Excerpt:
╭──

Wow this is a tough one. I've never seen the movie 'Titanic' nor have i seen 'Avatar'. Also I refuse to watch any movie that has a book to it. I have to read the book before i view the movie. I say that to say I haven't seen 'The Hobbit' nor have I seen '50 Shades Of Gray'

Your turn @loonerman


----------



## DazzlingAnna

this is a fantastic thread and I'd like to revive it with another random fact of mine.

I have a collection of about 20 different looking teaspoons. And it is a secret how the collection grows...

your turn: @op user


----------



## op user

I was born in a country, I worked for a company HQed in that country, my parents and my sister (who was not born in the same country) speak that language fluently. I am useless or almost at that language

your turn: @Green Eyed Fairy


----------



## littlefairywren

I am five feet tall.


----------



## Funtastic curves

Thanks @littlefairywren for reviving this thread. I'll go next.

I use to collect bag's. Just random Store bags. As a teenager every time our family would travel out of town I would get a bag from stores we didn't have at home. As I got older I expanded / added different looking or pretty bags. 

My regular customer from when I worked at Lord & Taylor's would bring me bags from out of the country. It was the coolest thing ever. 

Unfortunately I lost my collection of bags in a house fire.

╰──

List of tasks:
A - In the forum thread, about how many teaspoons does DazzlingAnna say are in the collection?
B - Decide whether each statement agrees with the forum thread: (i) littlefairywren is five feet tall. (ii) Funtastic curves still has the collection of store bags. (iii) The first poster has seen 'Avatar'.

Data lines:
╭──

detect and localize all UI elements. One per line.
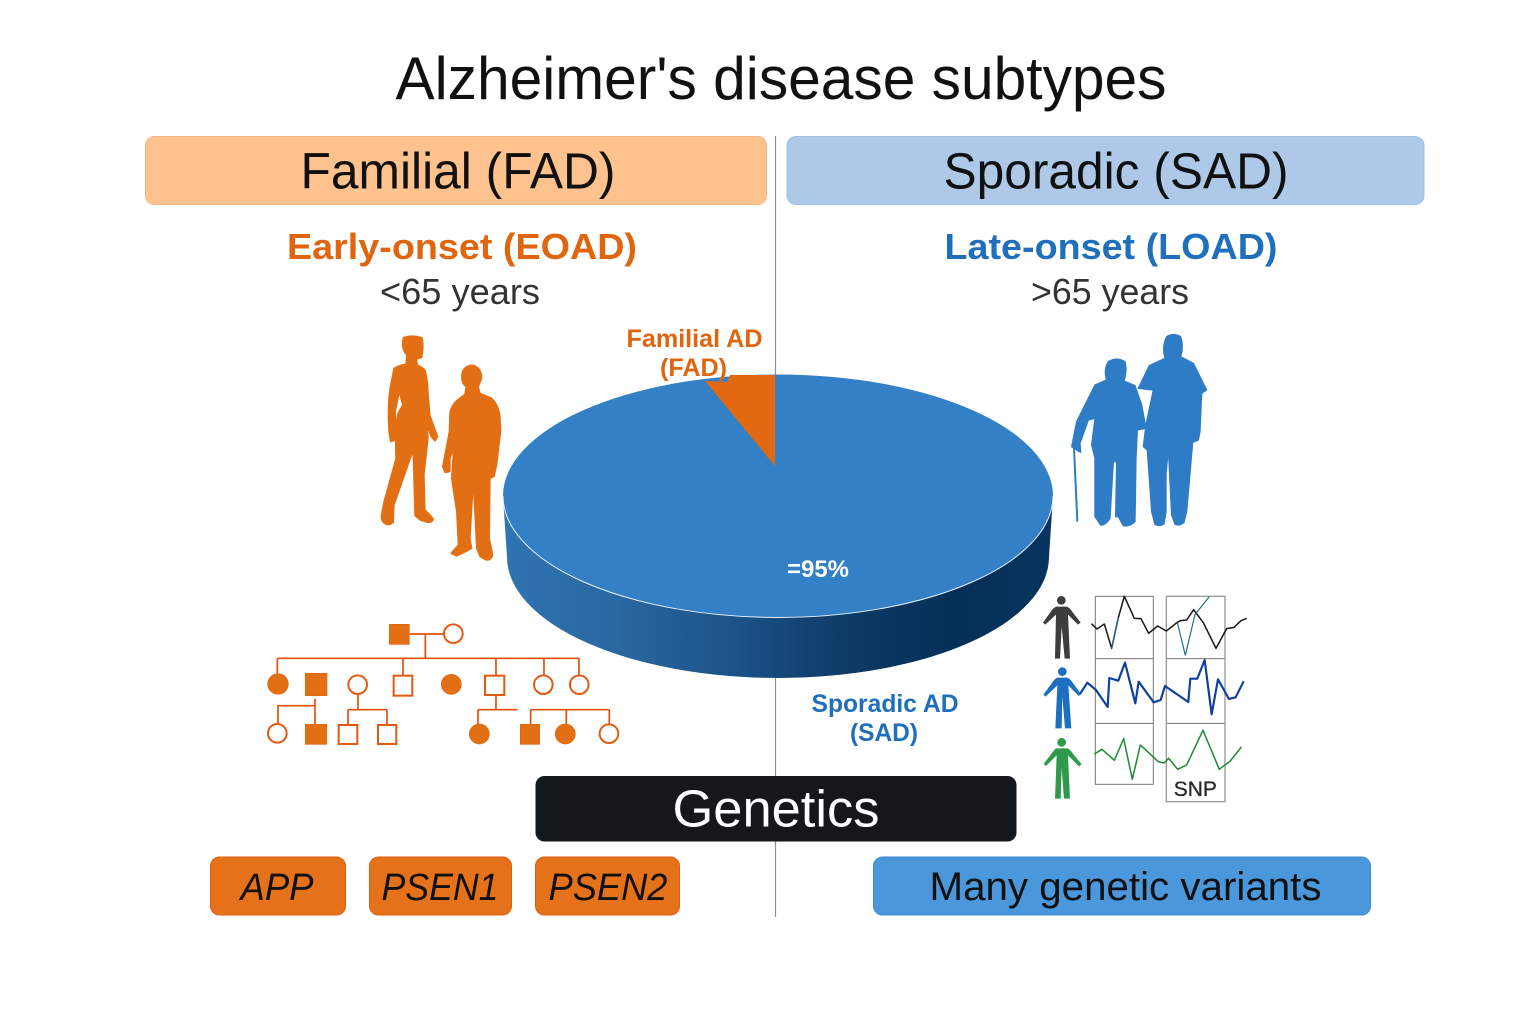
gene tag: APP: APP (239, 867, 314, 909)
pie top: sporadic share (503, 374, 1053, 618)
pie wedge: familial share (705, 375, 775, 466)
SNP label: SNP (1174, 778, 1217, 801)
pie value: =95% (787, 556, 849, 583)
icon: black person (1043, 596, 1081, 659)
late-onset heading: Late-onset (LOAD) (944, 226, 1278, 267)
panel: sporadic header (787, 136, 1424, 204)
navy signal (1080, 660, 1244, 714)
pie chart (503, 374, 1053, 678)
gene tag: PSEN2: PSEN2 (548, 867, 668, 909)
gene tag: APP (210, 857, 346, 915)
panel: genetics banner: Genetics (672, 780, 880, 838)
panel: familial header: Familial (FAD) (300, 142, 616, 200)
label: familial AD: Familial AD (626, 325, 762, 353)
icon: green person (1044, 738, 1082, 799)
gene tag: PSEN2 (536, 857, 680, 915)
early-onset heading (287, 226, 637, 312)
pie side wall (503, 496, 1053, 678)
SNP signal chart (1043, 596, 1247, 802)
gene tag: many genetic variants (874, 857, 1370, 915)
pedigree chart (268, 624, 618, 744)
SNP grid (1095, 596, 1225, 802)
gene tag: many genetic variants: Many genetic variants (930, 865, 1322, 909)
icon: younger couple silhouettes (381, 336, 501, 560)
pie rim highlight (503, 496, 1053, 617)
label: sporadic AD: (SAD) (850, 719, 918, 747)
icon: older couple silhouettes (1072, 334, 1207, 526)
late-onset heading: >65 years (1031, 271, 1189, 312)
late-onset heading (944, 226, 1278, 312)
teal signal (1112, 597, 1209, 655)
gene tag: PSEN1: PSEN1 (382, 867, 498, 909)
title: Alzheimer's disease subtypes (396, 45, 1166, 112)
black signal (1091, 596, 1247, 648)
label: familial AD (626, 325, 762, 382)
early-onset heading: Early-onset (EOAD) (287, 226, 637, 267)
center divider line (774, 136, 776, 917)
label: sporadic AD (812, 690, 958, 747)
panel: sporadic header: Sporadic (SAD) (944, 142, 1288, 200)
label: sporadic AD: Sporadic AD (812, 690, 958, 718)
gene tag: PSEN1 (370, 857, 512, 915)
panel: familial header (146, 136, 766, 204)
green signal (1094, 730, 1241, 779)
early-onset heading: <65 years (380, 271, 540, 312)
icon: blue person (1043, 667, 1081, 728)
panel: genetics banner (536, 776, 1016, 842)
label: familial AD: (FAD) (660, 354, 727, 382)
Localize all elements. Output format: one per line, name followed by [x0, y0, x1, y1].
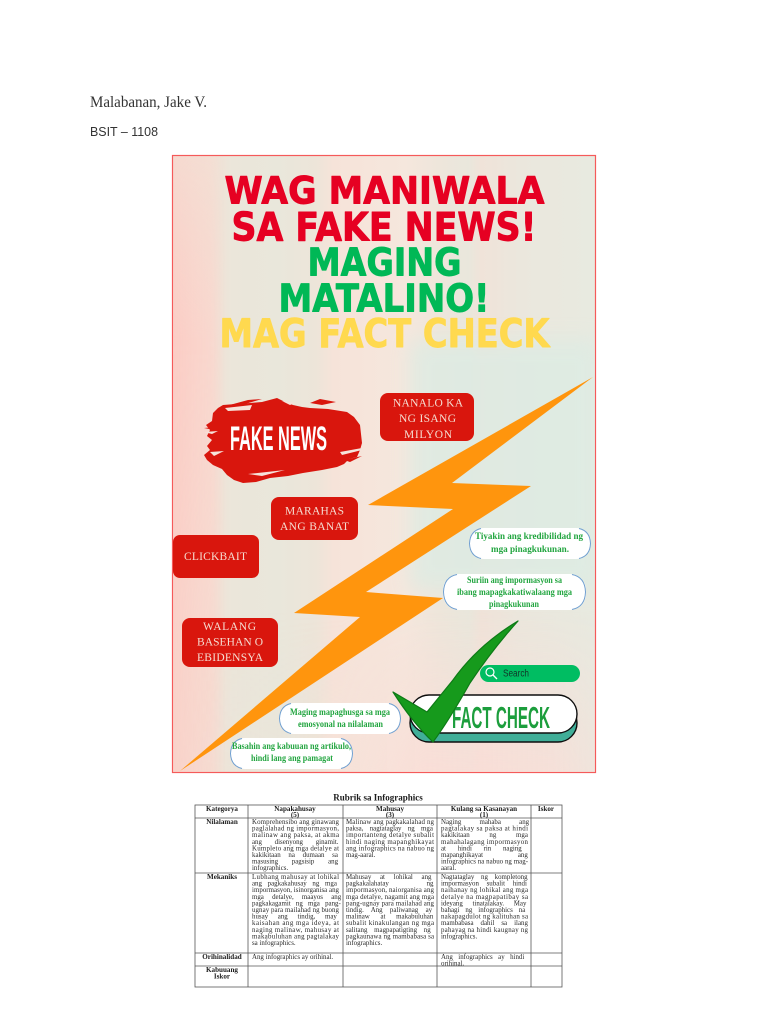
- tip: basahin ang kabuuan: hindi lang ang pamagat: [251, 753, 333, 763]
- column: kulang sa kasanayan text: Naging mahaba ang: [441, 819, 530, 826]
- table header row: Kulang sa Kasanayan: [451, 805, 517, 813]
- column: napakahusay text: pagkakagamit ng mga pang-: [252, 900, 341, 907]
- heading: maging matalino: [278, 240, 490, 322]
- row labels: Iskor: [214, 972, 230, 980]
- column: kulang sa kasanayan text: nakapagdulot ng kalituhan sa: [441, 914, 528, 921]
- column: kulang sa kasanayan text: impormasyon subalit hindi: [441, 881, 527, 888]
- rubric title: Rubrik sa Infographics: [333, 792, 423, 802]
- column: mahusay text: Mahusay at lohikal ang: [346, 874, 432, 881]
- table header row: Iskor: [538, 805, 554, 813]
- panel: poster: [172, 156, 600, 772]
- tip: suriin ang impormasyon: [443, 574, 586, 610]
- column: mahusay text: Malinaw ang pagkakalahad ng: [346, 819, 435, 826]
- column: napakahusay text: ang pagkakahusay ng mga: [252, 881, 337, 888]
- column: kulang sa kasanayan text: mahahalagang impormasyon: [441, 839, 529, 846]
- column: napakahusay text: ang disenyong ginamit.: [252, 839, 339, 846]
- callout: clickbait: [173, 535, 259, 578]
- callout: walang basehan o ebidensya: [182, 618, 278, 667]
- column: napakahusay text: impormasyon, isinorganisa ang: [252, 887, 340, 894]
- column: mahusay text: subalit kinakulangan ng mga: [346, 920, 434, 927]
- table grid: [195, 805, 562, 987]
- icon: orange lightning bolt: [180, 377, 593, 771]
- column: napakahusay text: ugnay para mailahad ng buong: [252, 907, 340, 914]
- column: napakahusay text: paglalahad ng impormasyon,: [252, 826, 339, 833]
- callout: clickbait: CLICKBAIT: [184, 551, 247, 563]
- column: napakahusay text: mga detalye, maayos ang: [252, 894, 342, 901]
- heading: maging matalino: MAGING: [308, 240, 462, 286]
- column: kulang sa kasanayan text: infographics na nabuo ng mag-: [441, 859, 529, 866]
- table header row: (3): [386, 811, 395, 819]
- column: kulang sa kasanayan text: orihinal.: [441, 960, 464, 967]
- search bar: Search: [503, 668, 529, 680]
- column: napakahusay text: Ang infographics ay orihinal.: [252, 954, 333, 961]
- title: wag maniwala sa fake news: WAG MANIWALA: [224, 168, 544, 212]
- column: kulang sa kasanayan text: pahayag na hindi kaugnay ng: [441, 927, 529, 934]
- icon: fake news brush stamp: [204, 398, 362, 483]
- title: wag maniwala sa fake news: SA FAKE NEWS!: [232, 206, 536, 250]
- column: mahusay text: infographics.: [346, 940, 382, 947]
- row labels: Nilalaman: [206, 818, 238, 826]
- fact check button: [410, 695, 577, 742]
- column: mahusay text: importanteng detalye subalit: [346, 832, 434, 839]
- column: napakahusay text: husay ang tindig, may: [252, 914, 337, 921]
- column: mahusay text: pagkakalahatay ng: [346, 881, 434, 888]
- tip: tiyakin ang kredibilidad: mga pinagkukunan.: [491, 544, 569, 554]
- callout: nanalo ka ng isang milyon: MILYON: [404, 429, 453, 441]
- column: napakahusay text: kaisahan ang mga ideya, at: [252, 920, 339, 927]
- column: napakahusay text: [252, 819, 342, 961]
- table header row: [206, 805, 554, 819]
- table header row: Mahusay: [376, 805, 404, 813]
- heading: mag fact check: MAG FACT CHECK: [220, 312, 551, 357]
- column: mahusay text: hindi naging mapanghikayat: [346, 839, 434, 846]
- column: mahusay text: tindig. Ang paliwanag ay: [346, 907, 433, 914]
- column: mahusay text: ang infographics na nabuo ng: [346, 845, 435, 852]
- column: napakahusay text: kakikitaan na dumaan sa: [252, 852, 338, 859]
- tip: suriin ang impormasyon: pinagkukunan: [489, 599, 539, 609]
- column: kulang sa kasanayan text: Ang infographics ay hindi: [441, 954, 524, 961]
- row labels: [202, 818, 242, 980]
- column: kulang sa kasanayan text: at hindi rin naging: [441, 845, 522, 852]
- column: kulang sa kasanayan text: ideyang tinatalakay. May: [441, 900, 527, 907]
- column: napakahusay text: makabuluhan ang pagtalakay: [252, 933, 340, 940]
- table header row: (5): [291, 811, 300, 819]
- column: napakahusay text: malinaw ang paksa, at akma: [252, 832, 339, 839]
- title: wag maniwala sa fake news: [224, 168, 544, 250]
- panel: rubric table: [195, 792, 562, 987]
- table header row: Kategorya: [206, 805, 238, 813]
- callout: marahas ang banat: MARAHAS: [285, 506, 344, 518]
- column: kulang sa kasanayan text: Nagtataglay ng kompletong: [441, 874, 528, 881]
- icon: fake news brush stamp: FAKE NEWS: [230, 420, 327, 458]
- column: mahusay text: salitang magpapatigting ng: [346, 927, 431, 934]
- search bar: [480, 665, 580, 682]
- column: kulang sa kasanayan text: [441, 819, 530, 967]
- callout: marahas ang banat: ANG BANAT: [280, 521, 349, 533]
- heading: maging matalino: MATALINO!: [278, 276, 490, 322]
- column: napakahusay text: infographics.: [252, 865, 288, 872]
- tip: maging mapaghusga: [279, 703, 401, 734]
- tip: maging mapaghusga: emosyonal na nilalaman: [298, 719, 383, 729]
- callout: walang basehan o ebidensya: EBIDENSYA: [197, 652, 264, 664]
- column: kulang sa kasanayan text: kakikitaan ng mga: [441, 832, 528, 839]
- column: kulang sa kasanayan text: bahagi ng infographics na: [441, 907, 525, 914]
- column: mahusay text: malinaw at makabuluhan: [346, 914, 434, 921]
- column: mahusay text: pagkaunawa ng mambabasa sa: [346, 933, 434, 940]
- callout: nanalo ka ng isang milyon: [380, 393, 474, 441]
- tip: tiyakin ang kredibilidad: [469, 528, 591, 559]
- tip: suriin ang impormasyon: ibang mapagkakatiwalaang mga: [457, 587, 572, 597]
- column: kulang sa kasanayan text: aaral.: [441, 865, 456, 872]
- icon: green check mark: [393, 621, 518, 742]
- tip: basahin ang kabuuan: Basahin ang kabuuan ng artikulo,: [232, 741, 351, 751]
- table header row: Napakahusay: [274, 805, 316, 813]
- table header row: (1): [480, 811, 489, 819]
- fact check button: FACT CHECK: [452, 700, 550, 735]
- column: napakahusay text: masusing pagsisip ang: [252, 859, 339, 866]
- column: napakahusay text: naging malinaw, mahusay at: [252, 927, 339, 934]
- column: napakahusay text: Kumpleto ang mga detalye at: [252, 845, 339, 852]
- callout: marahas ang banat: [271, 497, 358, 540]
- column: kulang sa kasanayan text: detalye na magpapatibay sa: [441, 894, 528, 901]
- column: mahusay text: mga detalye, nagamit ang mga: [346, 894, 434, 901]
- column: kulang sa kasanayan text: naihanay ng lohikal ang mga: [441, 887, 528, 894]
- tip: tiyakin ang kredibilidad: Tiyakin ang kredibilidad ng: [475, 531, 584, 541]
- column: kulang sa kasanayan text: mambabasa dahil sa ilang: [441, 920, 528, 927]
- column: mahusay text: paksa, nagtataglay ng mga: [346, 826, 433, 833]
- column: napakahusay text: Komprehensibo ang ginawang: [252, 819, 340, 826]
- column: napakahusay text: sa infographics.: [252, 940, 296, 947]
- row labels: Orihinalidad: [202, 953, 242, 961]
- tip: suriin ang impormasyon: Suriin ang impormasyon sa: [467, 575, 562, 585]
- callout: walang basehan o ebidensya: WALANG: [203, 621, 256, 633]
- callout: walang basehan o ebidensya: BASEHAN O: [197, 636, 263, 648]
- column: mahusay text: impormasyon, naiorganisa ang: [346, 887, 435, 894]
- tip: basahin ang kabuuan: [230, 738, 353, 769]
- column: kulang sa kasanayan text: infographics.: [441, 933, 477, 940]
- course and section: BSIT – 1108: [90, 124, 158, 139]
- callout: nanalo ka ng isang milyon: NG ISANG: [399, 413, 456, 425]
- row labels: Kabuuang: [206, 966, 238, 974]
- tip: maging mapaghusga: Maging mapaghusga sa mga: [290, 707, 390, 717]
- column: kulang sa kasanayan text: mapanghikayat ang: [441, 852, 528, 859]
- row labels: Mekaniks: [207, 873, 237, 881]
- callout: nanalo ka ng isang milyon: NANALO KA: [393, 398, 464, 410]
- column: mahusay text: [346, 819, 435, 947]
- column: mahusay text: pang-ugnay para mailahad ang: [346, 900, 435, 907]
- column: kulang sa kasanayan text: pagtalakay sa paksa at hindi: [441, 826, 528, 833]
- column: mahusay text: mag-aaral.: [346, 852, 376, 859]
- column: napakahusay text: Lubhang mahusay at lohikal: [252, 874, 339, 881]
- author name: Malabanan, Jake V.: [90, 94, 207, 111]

╰──

Solutions to the exercise:
A - About 20 different-looking teaspoons.

B -
(i) Yes: "I am five feet tall."
(ii) No: "Unfortunately I lost my collection of bags in a house fire."
(iii) No: "I've never seen the movie 'Titanic' nor have i seen 'Avatar'."